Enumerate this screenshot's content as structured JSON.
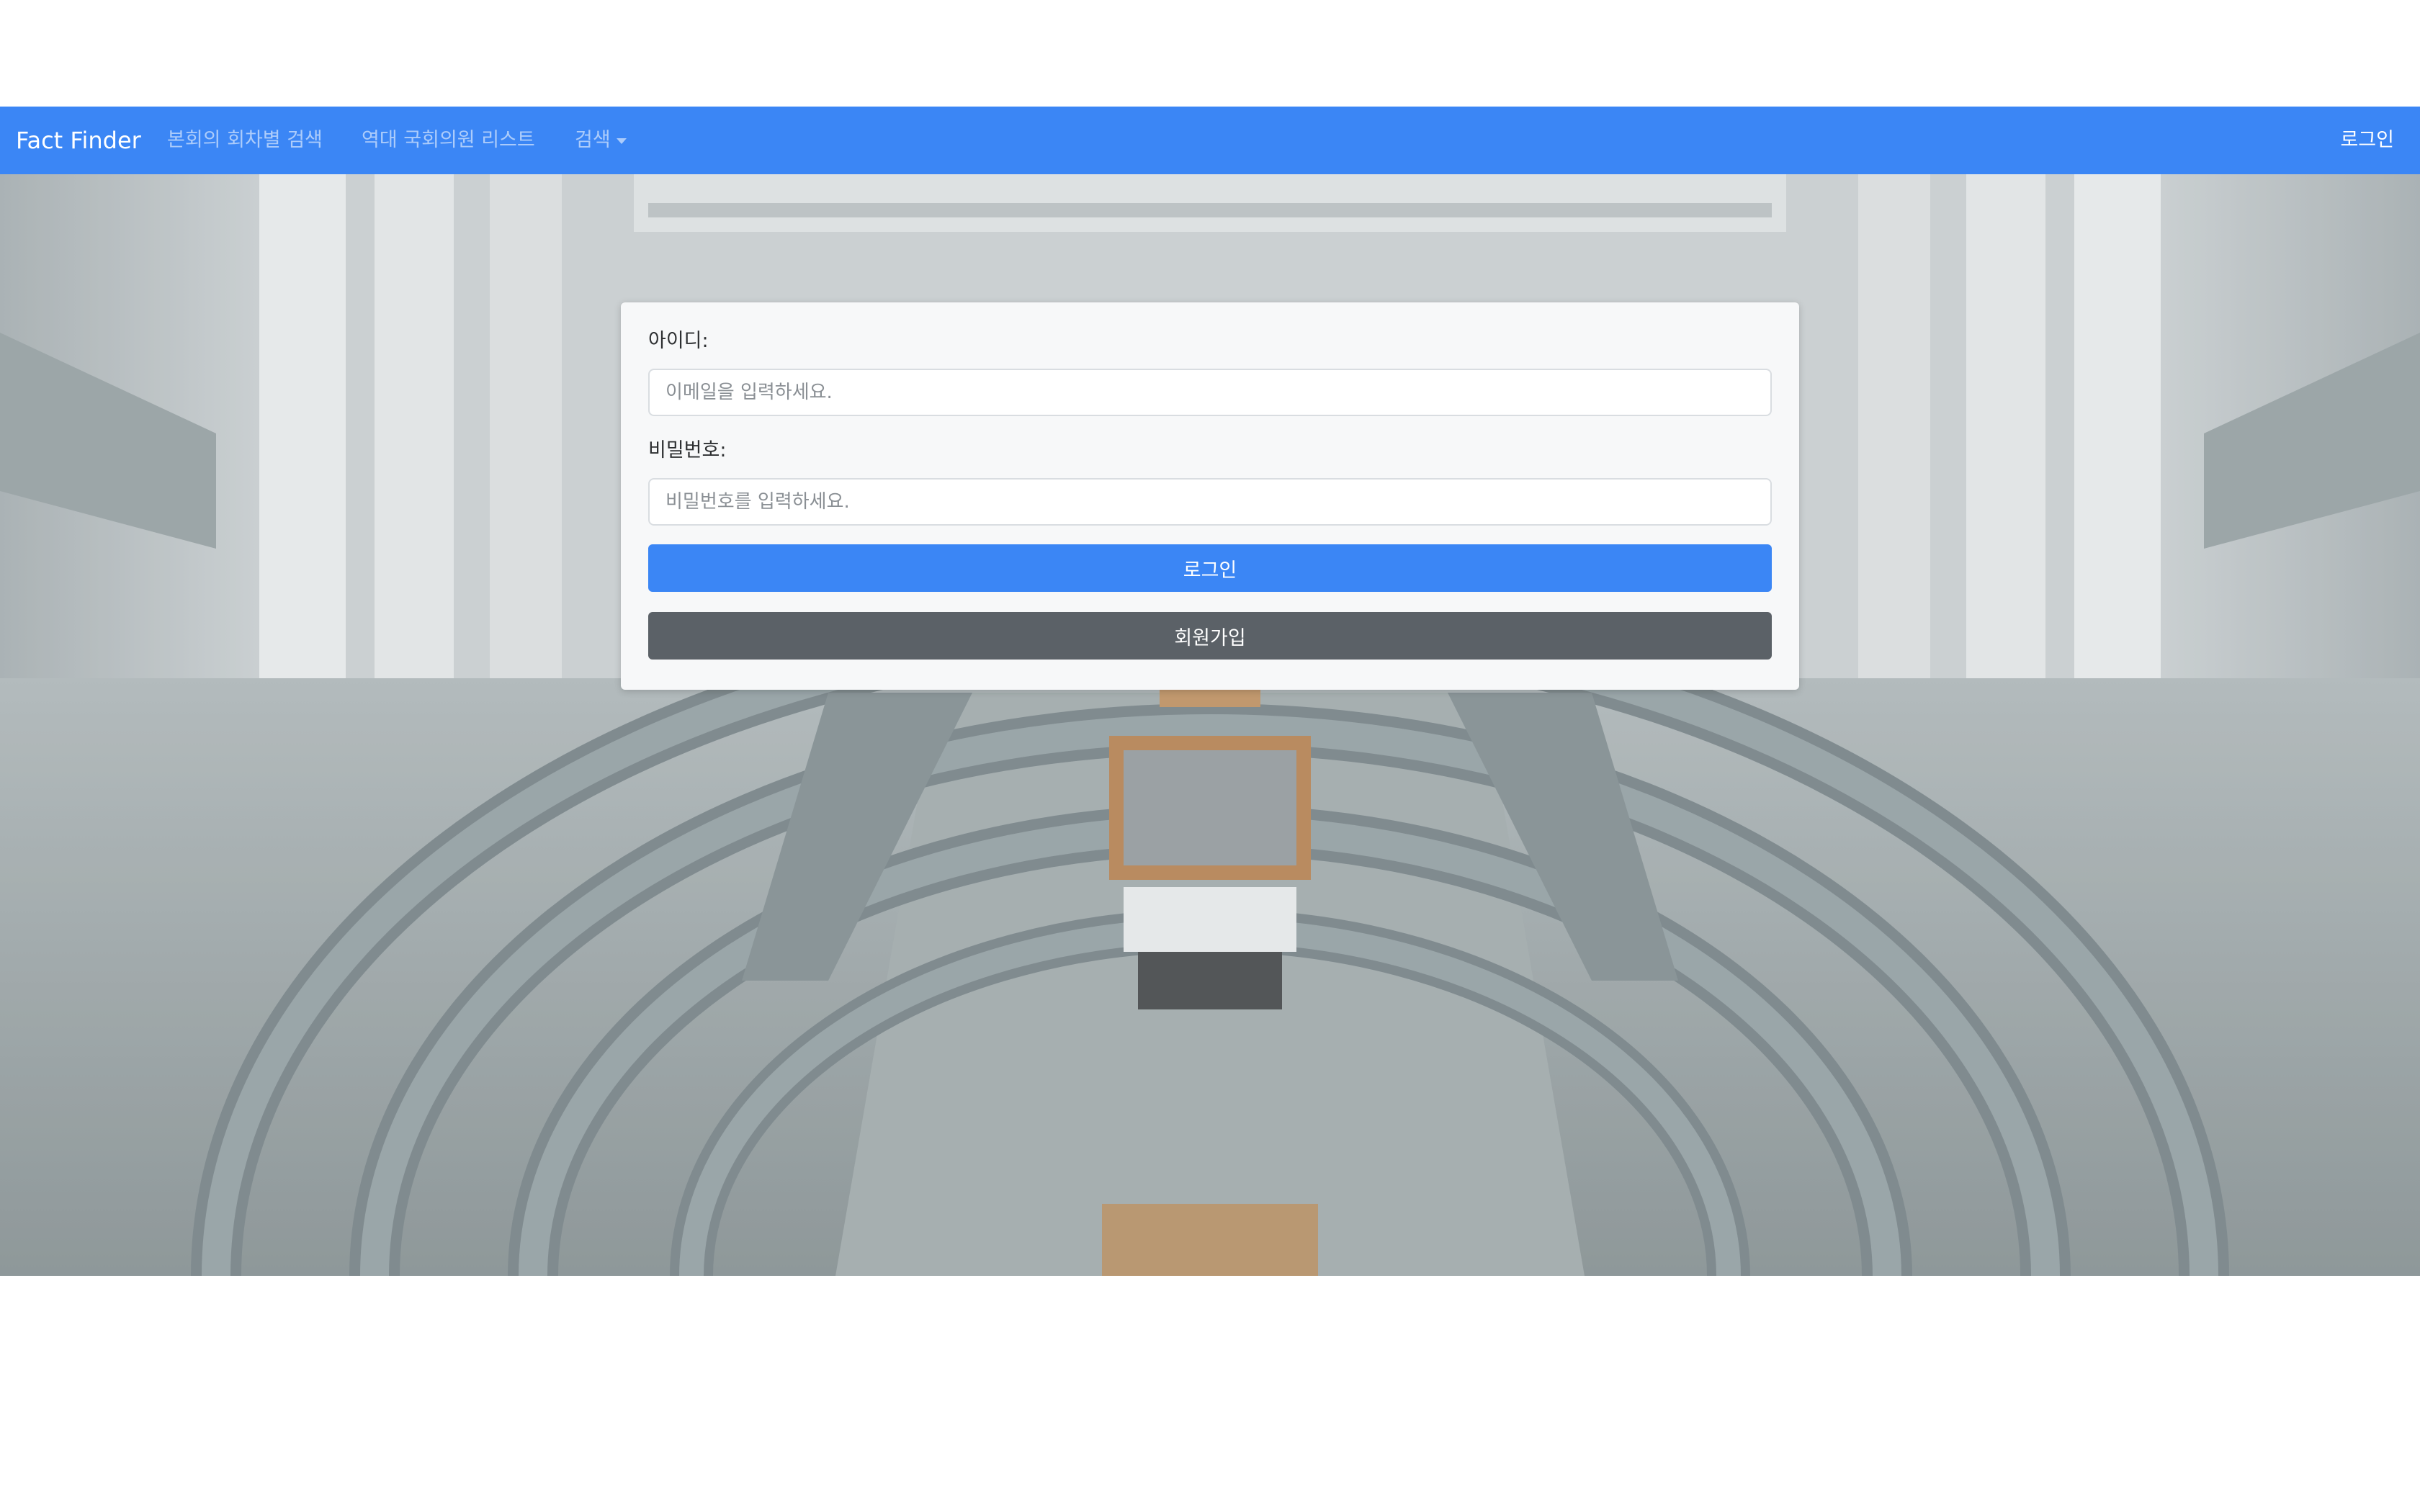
{
  "navbar": {
    "brand": "Fact Finder",
    "links": [
      {
        "label": "본회의 회차별 검색",
        "icon": null
      },
      {
        "label": "역대 국회의원 리스트",
        "icon": null
      },
      {
        "label": "검색",
        "icon": "caret-down-icon"
      }
    ],
    "login_label": "로그인"
  },
  "login_form": {
    "id_label": "아이디:",
    "id_placeholder": "이메일을 입력하세요.",
    "password_label": "비밀번호:",
    "password_placeholder": "비밀번호를 입력하세요.",
    "login_button": "로그인",
    "signup_button": "회원가입"
  },
  "colors": {
    "primary": "#3b86f5",
    "secondary": "#5b6167",
    "card_bg": "#f7f8f9"
  }
}
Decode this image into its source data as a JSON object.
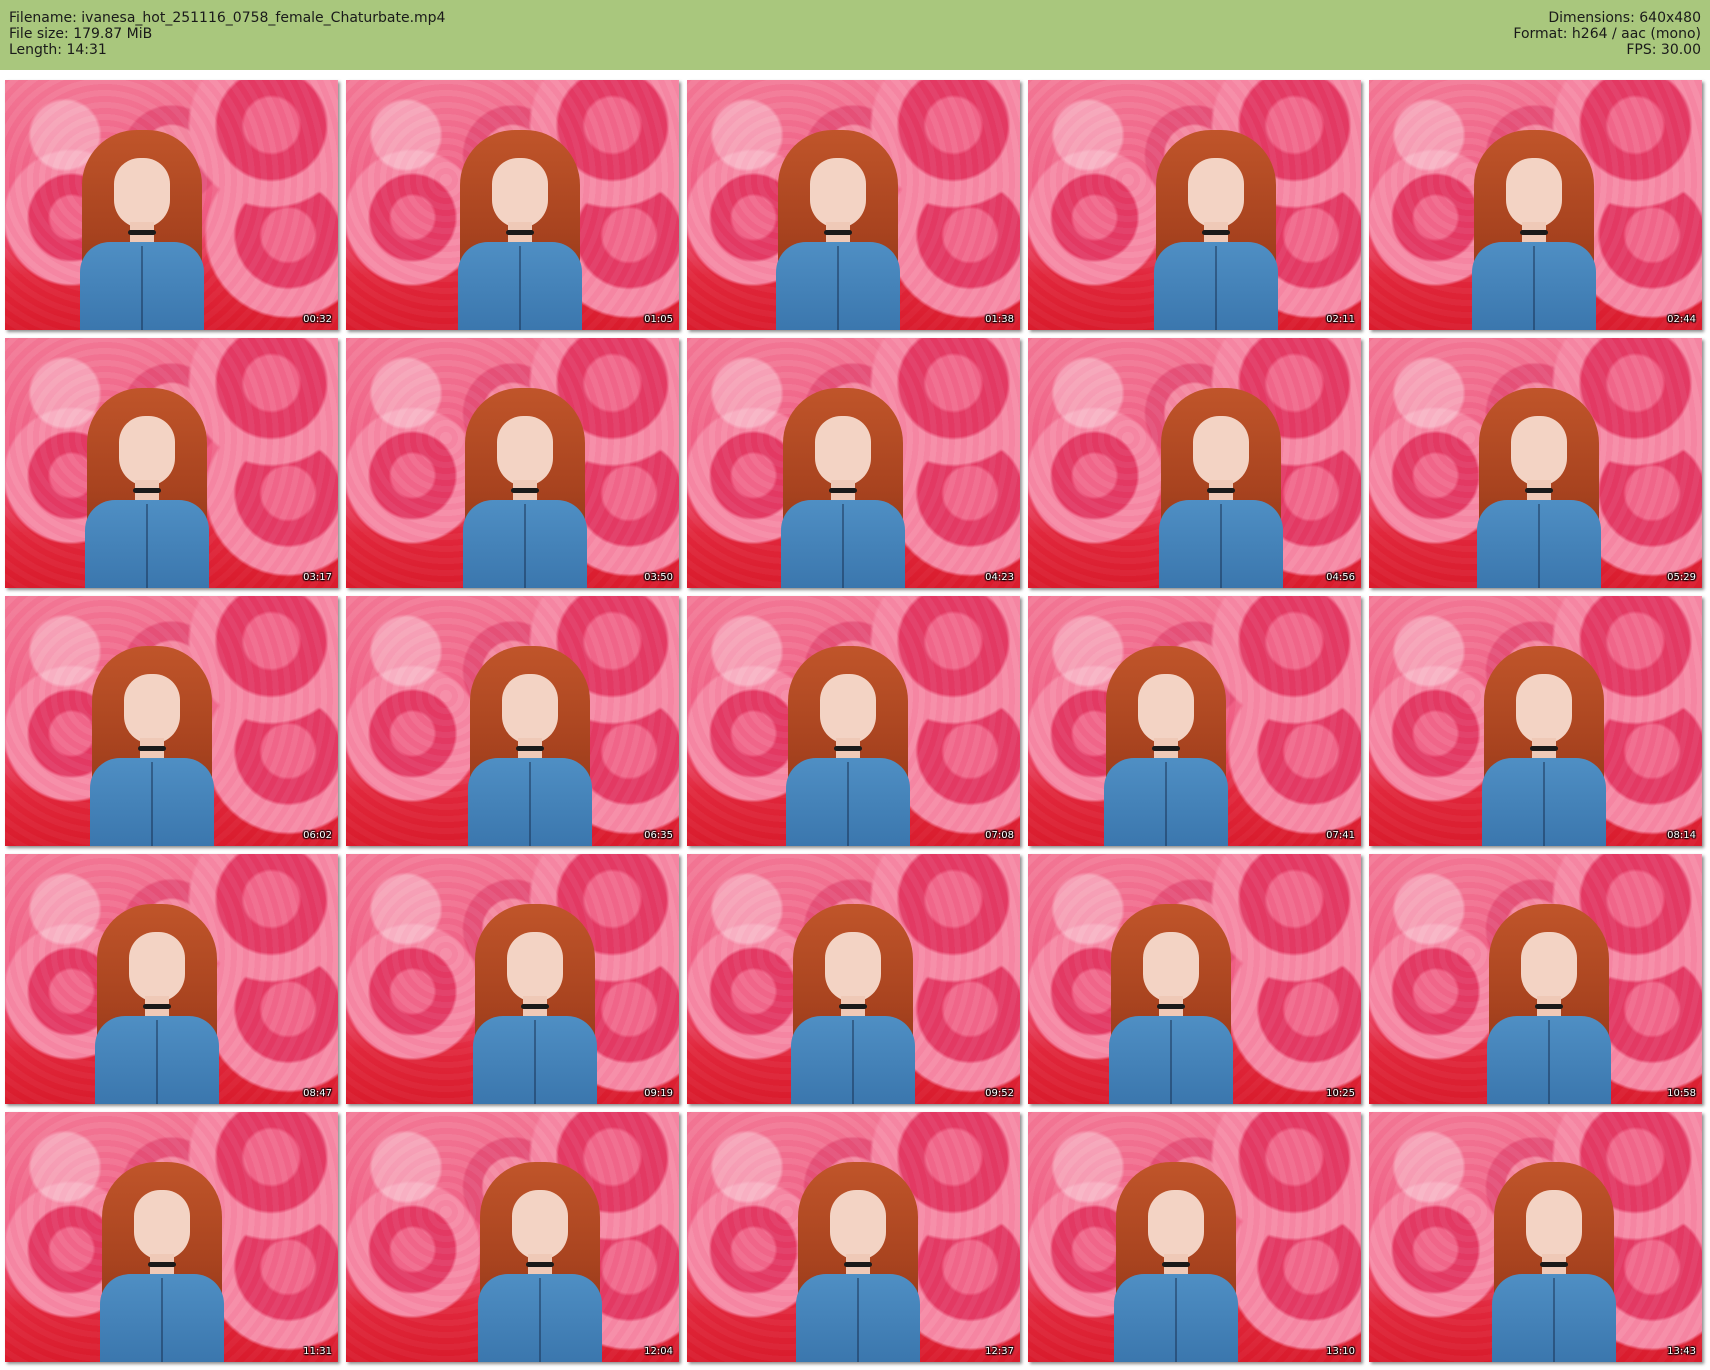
{
  "header": {
    "filename_line": "Filename: ivanesa_hot_251116_0758_female_Chaturbate.mp4",
    "filesize_line": "File size: 179.87 MiB",
    "length_line": "Length: 14:31",
    "dimensions_line": "Dimensions: 640x480",
    "format_line": "Format: h264 / aac (mono)",
    "fps_line": "FPS: 30.00",
    "background_color": "#a9c77d"
  },
  "thumbnails": [
    {
      "timestamp": "00:32"
    },
    {
      "timestamp": "01:05"
    },
    {
      "timestamp": "01:38"
    },
    {
      "timestamp": "02:11"
    },
    {
      "timestamp": "02:44"
    },
    {
      "timestamp": "03:17"
    },
    {
      "timestamp": "03:50"
    },
    {
      "timestamp": "04:23"
    },
    {
      "timestamp": "04:56"
    },
    {
      "timestamp": "05:29"
    },
    {
      "timestamp": "06:02"
    },
    {
      "timestamp": "06:35"
    },
    {
      "timestamp": "07:08"
    },
    {
      "timestamp": "07:41"
    },
    {
      "timestamp": "08:14"
    },
    {
      "timestamp": "08:47"
    },
    {
      "timestamp": "09:19"
    },
    {
      "timestamp": "09:52"
    },
    {
      "timestamp": "10:25"
    },
    {
      "timestamp": "10:58"
    },
    {
      "timestamp": "11:31"
    },
    {
      "timestamp": "12:04"
    },
    {
      "timestamp": "12:37"
    },
    {
      "timestamp": "13:10"
    },
    {
      "timestamp": "13:43"
    }
  ]
}
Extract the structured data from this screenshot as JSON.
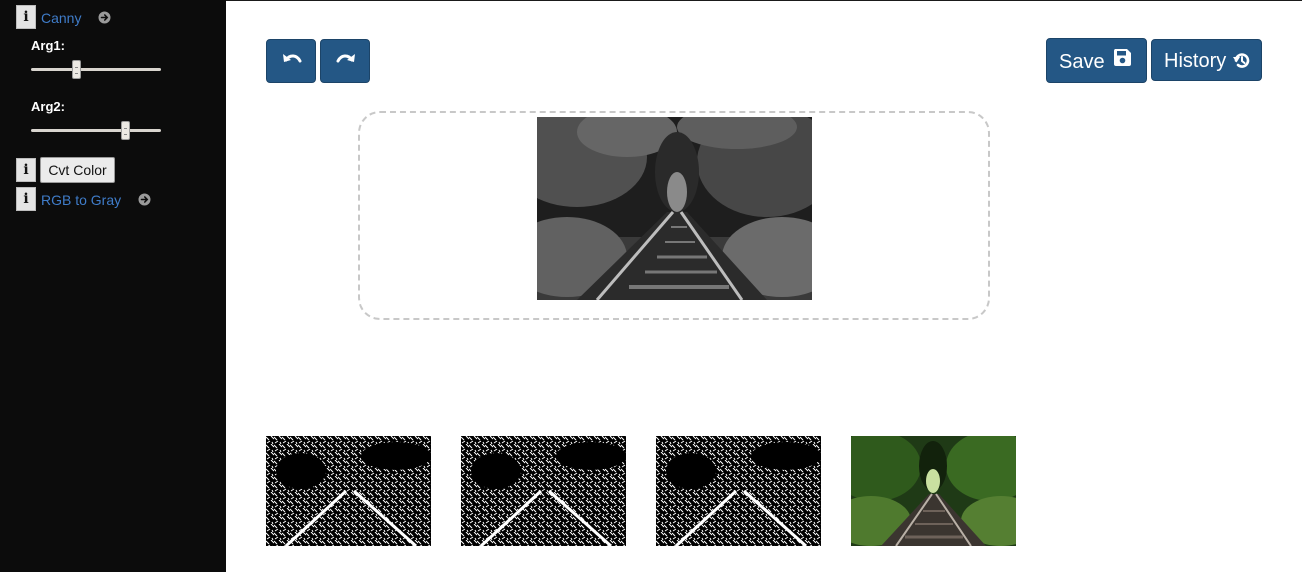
{
  "sidebar": {
    "ops": [
      {
        "info": "i",
        "label": "Canny",
        "args": [
          {
            "label": "Arg1:",
            "value_fraction": 0.35
          },
          {
            "label": "Arg2:",
            "value_fraction": 0.73
          }
        ]
      },
      {
        "info": "i",
        "button_label": "Cvt Color",
        "label": "RGB to Gray"
      }
    ]
  },
  "toolbar": {
    "undo_icon": "undo-icon",
    "redo_icon": "redo-icon",
    "save_label": "Save",
    "save_icon": "floppy-disk-icon",
    "history_label": "History",
    "history_icon": "history-icon"
  },
  "colors": {
    "sidebar_bg": "#0c0c0c",
    "button_primary": "#245785",
    "link": "#3f7cc9",
    "dropzone_border": "#c8c8c8"
  },
  "preview": {
    "kind": "grayscale railway photo"
  },
  "thumbnails": [
    {
      "kind": "canny edge map"
    },
    {
      "kind": "canny edge map"
    },
    {
      "kind": "canny edge map"
    },
    {
      "kind": "original color photo"
    }
  ]
}
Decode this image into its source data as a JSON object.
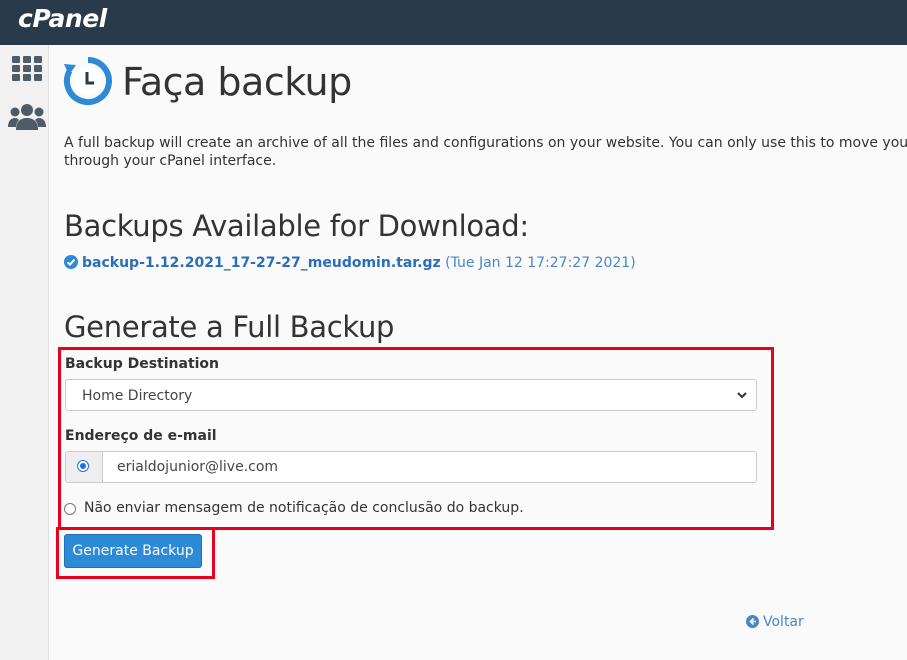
{
  "app": {
    "logo": "cPanel"
  },
  "page": {
    "title": "Faça backup",
    "description_line1": "A full backup will create an archive of all the files and configurations on your website. You can only use this to move your account t",
    "description_line2": "through your cPanel interface."
  },
  "downloads": {
    "heading": "Backups Available for Download:",
    "items": [
      {
        "filename": "backup-1.12.2021_17-27-27_meudomin.tar.gz",
        "date": "(Tue Jan 12 17:27:27 2021)"
      }
    ]
  },
  "generate": {
    "heading": "Generate a Full Backup",
    "destination_label": "Backup Destination",
    "destination_value": "Home Directory",
    "email_label": "Endereço de e-mail",
    "email_value": "erialdojunior@live.com",
    "no_notify_label": "Não enviar mensagem de notificação de conclusão do backup.",
    "button_label": "Generate Backup"
  },
  "footer": {
    "back_label": "Voltar"
  },
  "colors": {
    "topbar": "#293a4a",
    "accent": "#2d8ad6",
    "link": "#2a6ebb",
    "highlight": "#e8001c"
  },
  "icons": [
    "apps-grid-icon",
    "users-icon",
    "backup-clock-icon",
    "check-circle-icon",
    "chevron-down-icon",
    "arrow-left-circle-icon"
  ]
}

━━━━━━━━━━━━━━━━━━━━

### Direction
Return each line exactly as written. Any picture gets left out.

### Exercise output
Enumerate this screenshot's content as structured JSON.
{
  "navbar": {
    "brand": "Fact Finder",
    "links": [
      {
        "label": "본회의 회차별 검색",
        "icon": null
      },
      {
        "label": "역대 국회의원 리스트",
        "icon": null
      },
      {
        "label": "검색",
        "icon": "caret-down-icon"
      }
    ],
    "login_label": "로그인"
  },
  "login_form": {
    "id_label": "아이디:",
    "id_placeholder": "이메일을 입력하세요.",
    "password_label": "비밀번호:",
    "password_placeholder": "비밀번호를 입력하세요.",
    "login_button": "로그인",
    "signup_button": "회원가입"
  },
  "colors": {
    "primary": "#3b86f5",
    "secondary": "#5b6167",
    "card_bg": "#f7f8f9"
  }
}
Decode this image into its source data as a JSON object.
{
  "header": {
    "filename_line": "Filename: ivanesa_hot_251116_0758_female_Chaturbate.mp4",
    "filesize_line": "File size: 179.87 MiB",
    "length_line": "Length: 14:31",
    "dimensions_line": "Dimensions: 640x480",
    "format_line": "Format: h264 / aac (mono)",
    "fps_line": "FPS: 30.00",
    "background_color": "#a9c77d"
  },
  "thumbnails": [
    {
      "timestamp": "00:32"
    },
    {
      "timestamp": "01:05"
    },
    {
      "timestamp": "01:38"
    },
    {
      "timestamp": "02:11"
    },
    {
      "timestamp": "02:44"
    },
    {
      "timestamp": "03:17"
    },
    {
      "timestamp": "03:50"
    },
    {
      "timestamp": "04:23"
    },
    {
      "timestamp": "04:56"
    },
    {
      "timestamp": "05:29"
    },
    {
      "timestamp": "06:02"
    },
    {
      "timestamp": "06:35"
    },
    {
      "timestamp": "07:08"
    },
    {
      "timestamp": "07:41"
    },
    {
      "timestamp": "08:14"
    },
    {
      "timestamp": "08:47"
    },
    {
      "timestamp": "09:19"
    },
    {
      "timestamp": "09:52"
    },
    {
      "timestamp": "10:25"
    },
    {
      "timestamp": "10:58"
    },
    {
      "timestamp": "11:31"
    },
    {
      "timestamp": "12:04"
    },
    {
      "timestamp": "12:37"
    },
    {
      "timestamp": "13:10"
    },
    {
      "timestamp": "13:43"
    }
  ]
}
Extract the structured data from this screenshot as JSON.
{
  "sidebar": {
    "ops": [
      {
        "info": "i",
        "label": "Canny",
        "args": [
          {
            "label": "Arg1:",
            "value_fraction": 0.35
          },
          {
            "label": "Arg2:",
            "value_fraction": 0.73
          }
        ]
      },
      {
        "info": "i",
        "button_label": "Cvt Color",
        "label": "RGB to Gray"
      }
    ]
  },
  "toolbar": {
    "undo_icon": "undo-icon",
    "redo_icon": "redo-icon",
    "save_label": "Save",
    "save_icon": "floppy-disk-icon",
    "history_label": "History",
    "history_icon": "history-icon"
  },
  "colors": {
    "sidebar_bg": "#0c0c0c",
    "button_primary": "#245785",
    "link": "#3f7cc9",
    "dropzone_border": "#c8c8c8"
  },
  "preview": {
    "kind": "grayscale railway photo"
  },
  "thumbnails": [
    {
      "kind": "canny edge map"
    },
    {
      "kind": "canny edge map"
    },
    {
      "kind": "canny edge map"
    },
    {
      "kind": "original color photo"
    }
  ]
}
Decode this image into its source data as a JSON object.
{
  "app": {
    "logo": "cPanel"
  },
  "page": {
    "title": "Faça backup",
    "description_line1": "A full backup will create an archive of all the files and configurations on your website. You can only use this to move your account t",
    "description_line2": "through your cPanel interface."
  },
  "downloads": {
    "heading": "Backups Available for Download:",
    "items": [
      {
        "filename": "backup-1.12.2021_17-27-27_meudomin.tar.gz",
        "date": "(Tue Jan 12 17:27:27 2021)"
      }
    ]
  },
  "generate": {
    "heading": "Generate a Full Backup",
    "destination_label": "Backup Destination",
    "destination_value": "Home Directory",
    "email_label": "Endereço de e-mail",
    "email_value": "erialdojunior@live.com",
    "no_notify_label": "Não enviar mensagem de notificação de conclusão do backup.",
    "button_label": "Generate Backup"
  },
  "footer": {
    "back_label": "Voltar"
  },
  "colors": {
    "topbar": "#293a4a",
    "accent": "#2d8ad6",
    "link": "#2a6ebb",
    "highlight": "#e8001c"
  },
  "icons": [
    "apps-grid-icon",
    "users-icon",
    "backup-clock-icon",
    "check-circle-icon",
    "chevron-down-icon",
    "arrow-left-circle-icon"
  ]
}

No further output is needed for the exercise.